--- Start Entries shown ---
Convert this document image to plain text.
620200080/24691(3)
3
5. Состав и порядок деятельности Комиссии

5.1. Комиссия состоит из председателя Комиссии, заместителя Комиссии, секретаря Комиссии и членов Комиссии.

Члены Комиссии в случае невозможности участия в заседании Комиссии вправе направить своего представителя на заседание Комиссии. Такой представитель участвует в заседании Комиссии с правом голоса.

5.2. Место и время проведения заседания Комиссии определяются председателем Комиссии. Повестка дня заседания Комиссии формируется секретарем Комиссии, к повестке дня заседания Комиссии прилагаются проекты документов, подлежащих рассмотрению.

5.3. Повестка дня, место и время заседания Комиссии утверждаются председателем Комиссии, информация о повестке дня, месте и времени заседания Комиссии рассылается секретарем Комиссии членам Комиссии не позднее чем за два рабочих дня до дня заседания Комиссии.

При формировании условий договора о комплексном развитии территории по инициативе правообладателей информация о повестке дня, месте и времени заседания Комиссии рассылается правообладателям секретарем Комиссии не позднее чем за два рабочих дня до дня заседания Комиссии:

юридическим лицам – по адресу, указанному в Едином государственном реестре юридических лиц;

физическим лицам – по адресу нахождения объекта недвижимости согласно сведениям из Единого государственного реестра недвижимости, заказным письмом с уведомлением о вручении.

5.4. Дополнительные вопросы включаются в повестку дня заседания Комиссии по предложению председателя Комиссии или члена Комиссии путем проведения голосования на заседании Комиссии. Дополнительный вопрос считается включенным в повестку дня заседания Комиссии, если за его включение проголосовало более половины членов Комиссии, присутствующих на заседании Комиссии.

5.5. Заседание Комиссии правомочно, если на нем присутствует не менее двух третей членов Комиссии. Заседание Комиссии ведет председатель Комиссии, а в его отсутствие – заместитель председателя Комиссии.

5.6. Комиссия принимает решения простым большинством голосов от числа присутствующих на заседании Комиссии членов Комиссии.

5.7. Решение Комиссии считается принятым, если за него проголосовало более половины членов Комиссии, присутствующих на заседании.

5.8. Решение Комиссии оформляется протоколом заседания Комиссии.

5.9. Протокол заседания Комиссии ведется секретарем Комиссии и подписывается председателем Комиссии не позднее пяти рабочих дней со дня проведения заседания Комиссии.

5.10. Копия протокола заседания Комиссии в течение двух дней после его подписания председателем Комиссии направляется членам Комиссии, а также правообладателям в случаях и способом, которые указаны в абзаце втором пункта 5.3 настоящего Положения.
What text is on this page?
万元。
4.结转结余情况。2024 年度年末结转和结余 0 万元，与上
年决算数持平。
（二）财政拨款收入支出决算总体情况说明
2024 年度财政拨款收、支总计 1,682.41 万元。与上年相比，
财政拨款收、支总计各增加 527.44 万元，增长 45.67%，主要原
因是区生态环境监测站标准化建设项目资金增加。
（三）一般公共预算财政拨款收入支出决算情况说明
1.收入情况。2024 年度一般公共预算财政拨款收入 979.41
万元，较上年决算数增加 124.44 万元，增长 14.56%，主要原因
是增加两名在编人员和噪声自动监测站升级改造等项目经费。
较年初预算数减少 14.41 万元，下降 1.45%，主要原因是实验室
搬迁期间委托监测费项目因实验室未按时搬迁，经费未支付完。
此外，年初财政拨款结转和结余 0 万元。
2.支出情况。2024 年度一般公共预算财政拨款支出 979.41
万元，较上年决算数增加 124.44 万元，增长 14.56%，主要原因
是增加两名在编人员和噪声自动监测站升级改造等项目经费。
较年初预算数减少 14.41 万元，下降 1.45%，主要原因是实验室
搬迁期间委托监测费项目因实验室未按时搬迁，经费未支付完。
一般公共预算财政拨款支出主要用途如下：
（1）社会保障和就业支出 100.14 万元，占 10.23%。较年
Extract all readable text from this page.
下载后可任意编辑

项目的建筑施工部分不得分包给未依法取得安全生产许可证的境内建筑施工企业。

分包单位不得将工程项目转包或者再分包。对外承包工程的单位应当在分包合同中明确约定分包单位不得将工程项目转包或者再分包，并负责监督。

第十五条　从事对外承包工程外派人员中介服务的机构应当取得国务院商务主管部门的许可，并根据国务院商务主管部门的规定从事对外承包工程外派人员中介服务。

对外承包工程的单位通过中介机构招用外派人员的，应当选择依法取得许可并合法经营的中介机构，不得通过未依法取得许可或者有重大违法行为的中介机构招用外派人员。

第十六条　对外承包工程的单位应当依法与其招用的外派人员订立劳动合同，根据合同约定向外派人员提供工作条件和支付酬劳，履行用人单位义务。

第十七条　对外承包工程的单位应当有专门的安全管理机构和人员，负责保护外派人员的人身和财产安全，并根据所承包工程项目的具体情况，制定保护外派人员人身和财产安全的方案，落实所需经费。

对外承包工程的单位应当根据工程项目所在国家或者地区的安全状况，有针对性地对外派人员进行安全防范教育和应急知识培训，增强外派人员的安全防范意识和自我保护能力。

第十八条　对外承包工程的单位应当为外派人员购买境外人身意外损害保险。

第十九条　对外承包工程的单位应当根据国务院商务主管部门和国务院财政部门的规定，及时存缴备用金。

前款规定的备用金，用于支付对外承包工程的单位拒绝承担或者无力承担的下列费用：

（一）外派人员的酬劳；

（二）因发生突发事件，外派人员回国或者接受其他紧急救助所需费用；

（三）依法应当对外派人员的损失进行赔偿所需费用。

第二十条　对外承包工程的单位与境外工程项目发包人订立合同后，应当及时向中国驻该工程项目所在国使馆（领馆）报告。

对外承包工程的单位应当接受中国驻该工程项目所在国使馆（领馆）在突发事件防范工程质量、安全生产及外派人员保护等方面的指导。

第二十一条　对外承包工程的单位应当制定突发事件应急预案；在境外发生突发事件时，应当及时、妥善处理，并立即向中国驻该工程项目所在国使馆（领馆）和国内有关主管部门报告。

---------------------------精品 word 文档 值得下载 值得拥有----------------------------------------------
--- End Entries shown ---
Write the entire listing out again, word for word.

**Exercise response**
Convert this document image to plain text.
620200080/24691(3)
3
5. Состав и порядок деятельности Комиссии

5.1. Комиссия состоит из председателя Комиссии, заместителя Комиссии, секретаря Комиссии и членов Комиссии.

Члены Комиссии в случае невозможности участия в заседании Комиссии вправе направить своего представителя на заседание Комиссии. Такой представитель участвует в заседании Комиссии с правом голоса.

5.2. Место и время проведения заседания Комиссии определяются председателем Комиссии. Повестка дня заседания Комиссии формируется секретарем Комиссии, к повестке дня заседания Комиссии прилагаются проекты документов, подлежащих рассмотрению.

5.3. Повестка дня, место и время заседания Комиссии утверждаются председателем Комиссии, информация о повестке дня, месте и времени заседания Комиссии рассылается секретарем Комиссии членам Комиссии не позднее чем за два рабочих дня до дня заседания Комиссии.

При формировании условий договора о комплексном развитии территории по инициативе правообладателей информация о повестке дня, месте и времени заседания Комиссии рассылается правообладателям секретарем Комиссии не позднее чем за два рабочих дня до дня заседания Комиссии:

юридическим лицам – по адресу, указанному в Едином государственном реестре юридических лиц;

физическим лицам – по адресу нахождения объекта недвижимости согласно сведениям из Единого государственного реестра недвижимости, заказным письмом с уведомлением о вручении.

5.4. Дополнительные вопросы включаются в повестку дня заседания Комиссии по предложению председателя Комиссии или члена Комиссии путем проведения голосования на заседании Комиссии. Дополнительный вопрос считается включенным в повестку дня заседания Комиссии, если за его включение проголосовало более половины членов Комиссии, присутствующих на заседании Комиссии.

5.5. Заседание Комиссии правомочно, если на нем присутствует не менее двух третей членов Комиссии. Заседание Комиссии ведет председатель Комиссии, а в его отсутствие – заместитель председателя Комиссии.

5.6. Комиссия принимает решения простым большинством голосов от числа присутствующих на заседании Комиссии членов Комиссии.

5.7. Решение Комиссии считается принятым, если за него проголосовало более половины членов Комиссии, присутствующих на заседании.

5.8. Решение Комиссии оформляется протоколом заседания Комиссии.

5.9. Протокол заседания Комиссии ведется секретарем Комиссии и подписывается председателем Комиссии не позднее пяти рабочих дней со дня проведения заседания Комиссии.

5.10. Копия протокола заседания Комиссии в течение двух дней после его подписания председателем Комиссии направляется членам Комиссии, а также правообладателям в случаях и способом, которые указаны в абзаце втором пункта 5.3 настоящего Положения.
What text is on this page?
万元。
4.结转结余情况。2024 年度年末结转和结余 0 万元，与上
年决算数持平。
（二）财政拨款收入支出决算总体情况说明
2024 年度财政拨款收、支总计 1,682.41 万元。与上年相比，
财政拨款收、支总计各增加 527.44 万元，增长 45.67%，主要原
因是区生态环境监测站标准化建设项目资金增加。
（三）一般公共预算财政拨款收入支出决算情况说明
1.收入情况。2024 年度一般公共预算财政拨款收入 979.41
万元，较上年决算数增加 124.44 万元，增长 14.56%，主要原因
是增加两名在编人员和噪声自动监测站升级改造等项目经费。
较年初预算数减少 14.41 万元，下降 1.45%，主要原因是实验室
搬迁期间委托监测费项目因实验室未按时搬迁，经费未支付完。
此外，年初财政拨款结转和结余 0 万元。
2.支出情况。2024 年度一般公共预算财政拨款支出 979.41
万元，较上年决算数增加 124.44 万元，增长 14.56%，主要原因
是增加两名在编人员和噪声自动监测站升级改造等项目经费。
较年初预算数减少 14.41 万元，下降 1.45%，主要原因是实验室
搬迁期间委托监测费项目因实验室未按时搬迁，经费未支付完。
一般公共预算财政拨款支出主要用途如下：
（1）社会保障和就业支出 100.14 万元，占 10.23%。较年
Extract all readable text from this page.
下载后可任意编辑

项目的建筑施工部分不得分包给未依法取得安全生产许可证的境内建筑施工企业。

分包单位不得将工程项目转包或者再分包。对外承包工程的单位应当在分包合同中明确约定分包单位不得将工程项目转包或者再分包，并负责监督。

第十五条　从事对外承包工程外派人员中介服务的机构应当取得国务院商务主管部门的许可，并根据国务院商务主管部门的规定从事对外承包工程外派人员中介服务。

对外承包工程的单位通过中介机构招用外派人员的，应当选择依法取得许可并合法经营的中介机构，不得通过未依法取得许可或者有重大违法行为的中介机构招用外派人员。

第十六条　对外承包工程的单位应当依法与其招用的外派人员订立劳动合同，根据合同约定向外派人员提供工作条件和支付酬劳，履行用人单位义务。

第十七条　对外承包工程的单位应当有专门的安全管理机构和人员，负责保护外派人员的人身和财产安全，并根据所承包工程项目的具体情况，制定保护外派人员人身和财产安全的方案，落实所需经费。

对外承包工程的单位应当根据工程项目所在国家或者地区的安全状况，有针对性地对外派人员进行安全防范教育和应急知识培训，增强外派人员的安全防范意识和自我保护能力。

第十八条　对外承包工程的单位应当为外派人员购买境外人身意外损害保险。

第十九条　对外承包工程的单位应当根据国务院商务主管部门和国务院财政部门的规定，及时存缴备用金。

前款规定的备用金，用于支付对外承包工程的单位拒绝承担或者无力承担的下列费用：

（一）外派人员的酬劳；

（二）因发生突发事件，外派人员回国或者接受其他紧急救助所需费用；

（三）依法应当对外派人员的损失进行赔偿所需费用。

第二十条　对外承包工程的单位与境外工程项目发包人订立合同后，应当及时向中国驻该工程项目所在国使馆（领馆）报告。

对外承包工程的单位应当接受中国驻该工程项目所在国使馆（领馆）在突发事件防范工程质量、安全生产及外派人员保护等方面的指导。

第二十一条　对外承包工程的单位应当制定突发事件应急预案；在境外发生突发事件时，应当及时、妥善处理，并立即向中国驻该工程项目所在国使馆（领馆）和国内有关主管部门报告。

---------------------------精品 word 文档 值得下载 值得拥有----------------------------------------------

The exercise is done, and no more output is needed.